··· Data entries ···

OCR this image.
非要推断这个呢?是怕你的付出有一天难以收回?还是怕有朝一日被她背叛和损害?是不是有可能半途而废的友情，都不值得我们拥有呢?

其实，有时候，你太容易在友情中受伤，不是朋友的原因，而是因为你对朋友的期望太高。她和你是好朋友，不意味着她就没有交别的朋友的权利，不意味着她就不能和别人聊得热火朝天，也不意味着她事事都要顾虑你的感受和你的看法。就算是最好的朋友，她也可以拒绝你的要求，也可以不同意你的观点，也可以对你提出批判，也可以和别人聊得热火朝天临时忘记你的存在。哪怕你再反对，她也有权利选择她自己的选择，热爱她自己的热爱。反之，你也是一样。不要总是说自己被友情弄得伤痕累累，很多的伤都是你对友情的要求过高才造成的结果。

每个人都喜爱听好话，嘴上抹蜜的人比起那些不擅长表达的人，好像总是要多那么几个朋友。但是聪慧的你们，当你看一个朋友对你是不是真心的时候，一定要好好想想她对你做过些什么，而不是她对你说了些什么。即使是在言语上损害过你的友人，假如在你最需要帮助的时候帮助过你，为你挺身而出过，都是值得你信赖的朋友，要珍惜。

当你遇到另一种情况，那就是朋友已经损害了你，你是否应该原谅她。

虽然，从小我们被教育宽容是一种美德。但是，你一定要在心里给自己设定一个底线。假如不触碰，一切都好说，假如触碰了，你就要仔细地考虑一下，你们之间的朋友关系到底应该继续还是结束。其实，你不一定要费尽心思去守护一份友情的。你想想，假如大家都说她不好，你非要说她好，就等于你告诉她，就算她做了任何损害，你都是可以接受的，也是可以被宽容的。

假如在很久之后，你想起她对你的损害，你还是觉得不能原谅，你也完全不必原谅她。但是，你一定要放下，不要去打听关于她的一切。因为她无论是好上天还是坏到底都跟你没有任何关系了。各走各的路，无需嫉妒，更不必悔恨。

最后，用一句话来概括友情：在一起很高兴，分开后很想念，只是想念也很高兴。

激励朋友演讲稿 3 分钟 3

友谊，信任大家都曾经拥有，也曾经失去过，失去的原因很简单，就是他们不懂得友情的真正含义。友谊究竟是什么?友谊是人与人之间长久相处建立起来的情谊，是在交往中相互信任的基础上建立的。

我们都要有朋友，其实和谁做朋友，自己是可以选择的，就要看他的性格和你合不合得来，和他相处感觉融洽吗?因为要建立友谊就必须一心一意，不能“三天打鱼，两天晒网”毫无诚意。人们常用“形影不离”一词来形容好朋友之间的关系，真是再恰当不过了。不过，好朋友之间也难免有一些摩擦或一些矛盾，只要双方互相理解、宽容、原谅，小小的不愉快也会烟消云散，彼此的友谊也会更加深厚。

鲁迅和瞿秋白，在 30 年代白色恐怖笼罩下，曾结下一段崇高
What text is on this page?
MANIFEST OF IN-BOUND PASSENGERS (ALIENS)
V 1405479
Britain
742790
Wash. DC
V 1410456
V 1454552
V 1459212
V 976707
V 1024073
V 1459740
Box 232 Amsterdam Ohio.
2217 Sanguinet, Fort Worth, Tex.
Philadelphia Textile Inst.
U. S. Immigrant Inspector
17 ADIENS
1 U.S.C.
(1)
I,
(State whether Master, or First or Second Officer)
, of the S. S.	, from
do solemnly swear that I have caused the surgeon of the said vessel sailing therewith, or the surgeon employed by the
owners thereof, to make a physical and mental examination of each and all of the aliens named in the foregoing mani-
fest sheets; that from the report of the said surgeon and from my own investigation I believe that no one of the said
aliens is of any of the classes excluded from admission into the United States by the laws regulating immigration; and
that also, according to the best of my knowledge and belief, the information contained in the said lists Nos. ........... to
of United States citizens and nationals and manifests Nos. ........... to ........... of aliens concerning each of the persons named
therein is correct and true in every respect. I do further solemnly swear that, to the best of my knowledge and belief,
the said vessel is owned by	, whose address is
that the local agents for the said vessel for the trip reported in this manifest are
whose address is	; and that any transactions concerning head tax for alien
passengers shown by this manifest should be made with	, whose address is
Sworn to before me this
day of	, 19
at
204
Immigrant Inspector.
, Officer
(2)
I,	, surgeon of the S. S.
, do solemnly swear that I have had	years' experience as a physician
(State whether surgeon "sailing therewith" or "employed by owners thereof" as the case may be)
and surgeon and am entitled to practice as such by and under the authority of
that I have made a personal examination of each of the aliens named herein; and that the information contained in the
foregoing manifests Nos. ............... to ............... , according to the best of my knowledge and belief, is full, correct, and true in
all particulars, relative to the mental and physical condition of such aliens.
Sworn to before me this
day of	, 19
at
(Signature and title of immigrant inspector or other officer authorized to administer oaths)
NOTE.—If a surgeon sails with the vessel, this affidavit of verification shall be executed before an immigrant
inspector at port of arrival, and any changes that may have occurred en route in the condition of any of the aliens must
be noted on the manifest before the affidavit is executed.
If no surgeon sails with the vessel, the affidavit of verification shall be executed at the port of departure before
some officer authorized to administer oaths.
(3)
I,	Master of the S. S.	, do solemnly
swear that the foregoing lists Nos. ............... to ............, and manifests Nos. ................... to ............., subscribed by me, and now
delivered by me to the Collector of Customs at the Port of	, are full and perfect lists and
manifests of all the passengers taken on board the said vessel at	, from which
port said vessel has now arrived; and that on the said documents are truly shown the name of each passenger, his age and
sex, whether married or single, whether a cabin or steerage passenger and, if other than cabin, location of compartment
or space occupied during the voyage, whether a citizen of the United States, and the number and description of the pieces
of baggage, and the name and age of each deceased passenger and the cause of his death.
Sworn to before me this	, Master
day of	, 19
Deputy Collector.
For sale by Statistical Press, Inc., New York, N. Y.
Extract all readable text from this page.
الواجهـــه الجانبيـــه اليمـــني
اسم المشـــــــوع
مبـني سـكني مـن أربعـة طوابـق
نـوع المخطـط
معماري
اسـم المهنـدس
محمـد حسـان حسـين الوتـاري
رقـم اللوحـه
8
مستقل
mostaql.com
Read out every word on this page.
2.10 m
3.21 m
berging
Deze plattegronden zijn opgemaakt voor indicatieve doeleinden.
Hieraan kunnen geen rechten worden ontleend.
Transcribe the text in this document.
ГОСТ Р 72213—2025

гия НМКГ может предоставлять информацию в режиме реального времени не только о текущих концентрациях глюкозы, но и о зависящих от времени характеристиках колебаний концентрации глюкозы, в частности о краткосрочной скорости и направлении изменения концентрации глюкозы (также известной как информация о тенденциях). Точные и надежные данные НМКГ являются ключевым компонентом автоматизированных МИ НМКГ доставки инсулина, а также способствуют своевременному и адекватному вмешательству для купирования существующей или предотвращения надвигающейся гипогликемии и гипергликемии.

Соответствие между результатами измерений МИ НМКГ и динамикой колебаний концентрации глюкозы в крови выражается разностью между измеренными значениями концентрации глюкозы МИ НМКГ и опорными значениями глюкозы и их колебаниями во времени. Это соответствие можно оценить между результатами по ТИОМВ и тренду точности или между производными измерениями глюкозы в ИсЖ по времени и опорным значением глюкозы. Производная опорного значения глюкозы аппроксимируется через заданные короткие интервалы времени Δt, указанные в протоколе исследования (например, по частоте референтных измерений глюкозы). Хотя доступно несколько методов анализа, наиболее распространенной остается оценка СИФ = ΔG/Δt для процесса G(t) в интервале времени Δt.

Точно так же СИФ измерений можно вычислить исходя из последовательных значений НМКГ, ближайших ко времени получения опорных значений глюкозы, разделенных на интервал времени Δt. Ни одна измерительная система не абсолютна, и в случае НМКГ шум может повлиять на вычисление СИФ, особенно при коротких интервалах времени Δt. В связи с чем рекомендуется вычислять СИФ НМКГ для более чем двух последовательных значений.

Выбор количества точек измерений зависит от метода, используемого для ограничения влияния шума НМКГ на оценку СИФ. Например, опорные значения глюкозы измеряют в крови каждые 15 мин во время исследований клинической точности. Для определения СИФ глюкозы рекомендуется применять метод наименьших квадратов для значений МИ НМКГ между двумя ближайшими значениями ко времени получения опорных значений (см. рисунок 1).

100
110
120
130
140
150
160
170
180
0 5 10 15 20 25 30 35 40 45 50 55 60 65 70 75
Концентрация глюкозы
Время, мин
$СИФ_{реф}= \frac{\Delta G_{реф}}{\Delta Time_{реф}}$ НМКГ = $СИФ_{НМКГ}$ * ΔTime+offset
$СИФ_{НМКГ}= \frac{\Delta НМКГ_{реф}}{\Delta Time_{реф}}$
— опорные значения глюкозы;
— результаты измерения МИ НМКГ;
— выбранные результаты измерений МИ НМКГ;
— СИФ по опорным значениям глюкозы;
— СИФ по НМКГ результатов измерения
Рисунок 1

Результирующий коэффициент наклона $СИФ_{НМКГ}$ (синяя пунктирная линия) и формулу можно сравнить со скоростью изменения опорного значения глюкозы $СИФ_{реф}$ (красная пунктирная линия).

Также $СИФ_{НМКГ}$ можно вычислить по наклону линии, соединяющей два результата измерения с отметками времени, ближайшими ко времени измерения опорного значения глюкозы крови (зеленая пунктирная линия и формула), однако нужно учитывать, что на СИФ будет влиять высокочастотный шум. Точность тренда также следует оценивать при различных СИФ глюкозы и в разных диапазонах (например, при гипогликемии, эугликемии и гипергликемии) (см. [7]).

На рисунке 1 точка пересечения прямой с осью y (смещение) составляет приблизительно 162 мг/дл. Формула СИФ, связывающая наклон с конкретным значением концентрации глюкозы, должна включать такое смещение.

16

···

Copy out the lines in which the string "condition" appears.

Exercise response:
all particulars, relative to the mental and physical condition of such aliens.
inspector at port of arrival, and any changes that may have occurred en route in the condition of any of the aliens must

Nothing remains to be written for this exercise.